YOUR OBJECTIVE: Filter the entries, keeping every line with the word "this".

※ ※ ※

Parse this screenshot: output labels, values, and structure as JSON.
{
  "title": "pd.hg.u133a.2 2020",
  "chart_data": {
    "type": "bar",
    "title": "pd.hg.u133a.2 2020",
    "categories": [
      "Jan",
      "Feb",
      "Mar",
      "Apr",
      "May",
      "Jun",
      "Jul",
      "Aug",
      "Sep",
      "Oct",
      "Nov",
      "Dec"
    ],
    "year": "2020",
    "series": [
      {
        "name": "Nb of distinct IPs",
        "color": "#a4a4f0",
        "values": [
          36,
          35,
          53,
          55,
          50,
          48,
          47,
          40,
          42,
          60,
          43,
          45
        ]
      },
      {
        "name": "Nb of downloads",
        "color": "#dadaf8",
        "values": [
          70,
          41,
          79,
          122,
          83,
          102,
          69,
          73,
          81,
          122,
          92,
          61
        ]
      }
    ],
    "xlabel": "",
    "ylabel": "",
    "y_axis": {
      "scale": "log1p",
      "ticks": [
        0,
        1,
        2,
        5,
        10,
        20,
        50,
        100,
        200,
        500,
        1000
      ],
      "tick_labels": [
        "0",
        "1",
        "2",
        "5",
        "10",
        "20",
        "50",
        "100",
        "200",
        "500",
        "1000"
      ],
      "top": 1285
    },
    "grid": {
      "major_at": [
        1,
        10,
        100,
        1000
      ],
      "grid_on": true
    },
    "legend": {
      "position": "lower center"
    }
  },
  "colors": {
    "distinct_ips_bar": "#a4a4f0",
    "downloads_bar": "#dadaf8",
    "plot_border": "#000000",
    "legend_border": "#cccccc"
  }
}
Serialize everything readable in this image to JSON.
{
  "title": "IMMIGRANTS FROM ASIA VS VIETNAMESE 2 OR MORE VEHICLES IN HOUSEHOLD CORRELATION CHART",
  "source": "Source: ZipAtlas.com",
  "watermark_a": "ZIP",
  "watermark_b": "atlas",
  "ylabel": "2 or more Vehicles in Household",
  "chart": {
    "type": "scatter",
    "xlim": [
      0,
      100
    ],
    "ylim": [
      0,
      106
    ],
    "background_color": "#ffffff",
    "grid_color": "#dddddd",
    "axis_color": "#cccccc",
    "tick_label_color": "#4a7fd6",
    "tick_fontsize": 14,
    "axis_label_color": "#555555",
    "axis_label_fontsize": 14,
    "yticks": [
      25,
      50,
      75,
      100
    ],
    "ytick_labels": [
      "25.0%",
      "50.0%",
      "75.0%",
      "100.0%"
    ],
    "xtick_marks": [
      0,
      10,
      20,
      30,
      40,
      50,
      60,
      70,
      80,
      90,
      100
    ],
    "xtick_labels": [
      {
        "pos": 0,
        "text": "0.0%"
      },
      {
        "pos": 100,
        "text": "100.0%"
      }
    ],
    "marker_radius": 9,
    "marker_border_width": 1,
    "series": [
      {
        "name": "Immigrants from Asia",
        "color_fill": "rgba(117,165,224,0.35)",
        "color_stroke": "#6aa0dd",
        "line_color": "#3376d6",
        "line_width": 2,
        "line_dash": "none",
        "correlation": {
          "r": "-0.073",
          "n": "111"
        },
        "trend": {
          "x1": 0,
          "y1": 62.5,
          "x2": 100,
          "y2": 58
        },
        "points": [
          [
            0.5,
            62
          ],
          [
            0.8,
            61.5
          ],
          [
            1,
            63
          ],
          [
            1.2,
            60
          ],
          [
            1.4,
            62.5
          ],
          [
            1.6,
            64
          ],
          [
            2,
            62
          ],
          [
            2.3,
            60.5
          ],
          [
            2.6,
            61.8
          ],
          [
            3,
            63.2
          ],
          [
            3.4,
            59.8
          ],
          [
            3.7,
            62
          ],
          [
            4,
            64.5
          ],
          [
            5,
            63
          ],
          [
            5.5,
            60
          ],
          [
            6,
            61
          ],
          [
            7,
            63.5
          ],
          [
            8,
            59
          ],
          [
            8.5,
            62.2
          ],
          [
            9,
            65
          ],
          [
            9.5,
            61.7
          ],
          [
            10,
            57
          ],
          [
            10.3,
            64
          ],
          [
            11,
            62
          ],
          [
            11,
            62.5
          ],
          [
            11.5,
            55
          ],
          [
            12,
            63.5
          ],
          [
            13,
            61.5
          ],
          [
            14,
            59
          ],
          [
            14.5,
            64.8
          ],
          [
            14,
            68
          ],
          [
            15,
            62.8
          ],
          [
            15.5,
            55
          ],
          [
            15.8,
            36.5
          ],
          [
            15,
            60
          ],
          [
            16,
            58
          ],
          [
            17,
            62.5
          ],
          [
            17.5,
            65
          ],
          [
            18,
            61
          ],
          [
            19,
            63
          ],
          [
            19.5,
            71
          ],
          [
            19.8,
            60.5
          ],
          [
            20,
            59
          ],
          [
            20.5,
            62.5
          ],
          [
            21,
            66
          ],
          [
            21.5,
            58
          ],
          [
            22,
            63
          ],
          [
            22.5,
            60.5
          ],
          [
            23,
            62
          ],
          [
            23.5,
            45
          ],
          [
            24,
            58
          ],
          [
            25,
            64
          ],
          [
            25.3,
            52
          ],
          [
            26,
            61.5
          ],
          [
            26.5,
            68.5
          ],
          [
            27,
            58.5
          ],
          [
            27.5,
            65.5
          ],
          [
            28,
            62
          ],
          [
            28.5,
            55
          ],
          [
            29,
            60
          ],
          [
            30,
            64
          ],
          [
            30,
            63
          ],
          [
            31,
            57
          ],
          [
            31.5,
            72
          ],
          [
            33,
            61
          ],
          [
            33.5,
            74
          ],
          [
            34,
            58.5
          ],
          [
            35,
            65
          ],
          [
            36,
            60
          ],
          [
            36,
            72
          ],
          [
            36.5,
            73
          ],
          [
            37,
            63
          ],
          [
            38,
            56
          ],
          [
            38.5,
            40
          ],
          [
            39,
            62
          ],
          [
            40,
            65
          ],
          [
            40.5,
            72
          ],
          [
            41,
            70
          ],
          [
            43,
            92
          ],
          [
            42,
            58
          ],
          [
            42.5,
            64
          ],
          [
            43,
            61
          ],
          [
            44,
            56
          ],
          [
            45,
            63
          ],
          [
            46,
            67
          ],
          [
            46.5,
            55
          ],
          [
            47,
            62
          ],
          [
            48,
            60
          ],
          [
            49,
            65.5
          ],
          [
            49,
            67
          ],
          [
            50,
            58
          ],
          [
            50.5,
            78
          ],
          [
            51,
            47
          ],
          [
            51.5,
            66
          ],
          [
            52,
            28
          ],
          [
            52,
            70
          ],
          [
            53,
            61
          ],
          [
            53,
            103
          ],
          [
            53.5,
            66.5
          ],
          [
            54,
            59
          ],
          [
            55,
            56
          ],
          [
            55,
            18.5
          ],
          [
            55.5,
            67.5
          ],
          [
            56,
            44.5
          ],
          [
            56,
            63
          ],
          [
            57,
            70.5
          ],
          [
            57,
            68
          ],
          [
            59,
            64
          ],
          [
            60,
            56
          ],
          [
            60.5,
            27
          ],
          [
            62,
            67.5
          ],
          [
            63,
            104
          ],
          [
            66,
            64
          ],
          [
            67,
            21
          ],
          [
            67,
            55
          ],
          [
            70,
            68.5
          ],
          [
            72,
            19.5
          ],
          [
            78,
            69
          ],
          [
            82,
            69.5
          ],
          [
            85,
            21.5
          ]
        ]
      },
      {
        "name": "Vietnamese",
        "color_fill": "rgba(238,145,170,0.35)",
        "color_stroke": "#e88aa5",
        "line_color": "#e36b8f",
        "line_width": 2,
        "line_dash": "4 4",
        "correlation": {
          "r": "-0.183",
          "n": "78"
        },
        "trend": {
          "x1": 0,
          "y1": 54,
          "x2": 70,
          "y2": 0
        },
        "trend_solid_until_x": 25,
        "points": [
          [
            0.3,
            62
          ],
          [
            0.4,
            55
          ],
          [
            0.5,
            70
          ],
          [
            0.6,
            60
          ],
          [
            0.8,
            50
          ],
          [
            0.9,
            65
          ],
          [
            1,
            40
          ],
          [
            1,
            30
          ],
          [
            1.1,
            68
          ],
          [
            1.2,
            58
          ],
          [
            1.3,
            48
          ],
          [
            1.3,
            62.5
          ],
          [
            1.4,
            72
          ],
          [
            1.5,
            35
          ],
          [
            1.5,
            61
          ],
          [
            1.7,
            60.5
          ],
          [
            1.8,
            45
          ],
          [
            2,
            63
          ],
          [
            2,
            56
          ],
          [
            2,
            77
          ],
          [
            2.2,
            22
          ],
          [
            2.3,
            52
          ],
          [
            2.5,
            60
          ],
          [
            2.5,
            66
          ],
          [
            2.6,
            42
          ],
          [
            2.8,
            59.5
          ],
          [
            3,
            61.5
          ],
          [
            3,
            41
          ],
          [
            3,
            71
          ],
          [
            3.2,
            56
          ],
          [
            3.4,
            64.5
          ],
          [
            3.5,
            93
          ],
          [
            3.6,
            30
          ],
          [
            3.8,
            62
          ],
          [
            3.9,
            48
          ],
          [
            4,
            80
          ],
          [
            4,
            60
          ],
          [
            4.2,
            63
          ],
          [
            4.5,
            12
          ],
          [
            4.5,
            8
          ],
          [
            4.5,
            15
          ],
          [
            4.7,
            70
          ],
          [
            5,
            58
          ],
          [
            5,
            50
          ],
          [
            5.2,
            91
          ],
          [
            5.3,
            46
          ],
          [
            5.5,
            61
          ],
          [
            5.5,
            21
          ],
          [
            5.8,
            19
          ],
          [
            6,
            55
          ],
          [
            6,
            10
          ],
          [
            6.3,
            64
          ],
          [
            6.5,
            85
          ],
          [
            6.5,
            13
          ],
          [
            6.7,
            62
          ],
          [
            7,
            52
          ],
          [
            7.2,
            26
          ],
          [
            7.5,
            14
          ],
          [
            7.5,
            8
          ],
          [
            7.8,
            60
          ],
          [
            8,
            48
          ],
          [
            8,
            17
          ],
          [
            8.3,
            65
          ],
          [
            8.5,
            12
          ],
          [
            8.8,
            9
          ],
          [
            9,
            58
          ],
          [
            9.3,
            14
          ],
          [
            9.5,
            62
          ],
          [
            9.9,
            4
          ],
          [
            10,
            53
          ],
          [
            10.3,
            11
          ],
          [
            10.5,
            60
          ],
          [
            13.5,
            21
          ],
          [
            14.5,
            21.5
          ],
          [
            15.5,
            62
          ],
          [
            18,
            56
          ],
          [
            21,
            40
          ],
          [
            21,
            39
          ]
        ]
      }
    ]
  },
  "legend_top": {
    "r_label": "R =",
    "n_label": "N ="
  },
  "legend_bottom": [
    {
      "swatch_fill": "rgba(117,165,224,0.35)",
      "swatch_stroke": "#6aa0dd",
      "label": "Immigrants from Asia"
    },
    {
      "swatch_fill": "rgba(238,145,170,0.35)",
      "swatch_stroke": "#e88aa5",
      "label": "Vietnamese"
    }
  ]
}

※ ※ ※

FINISHED EXERCISE:
Parse this screenshot: output labels, values, and structure as JSON.
Serialize everything readable in this image to JSON.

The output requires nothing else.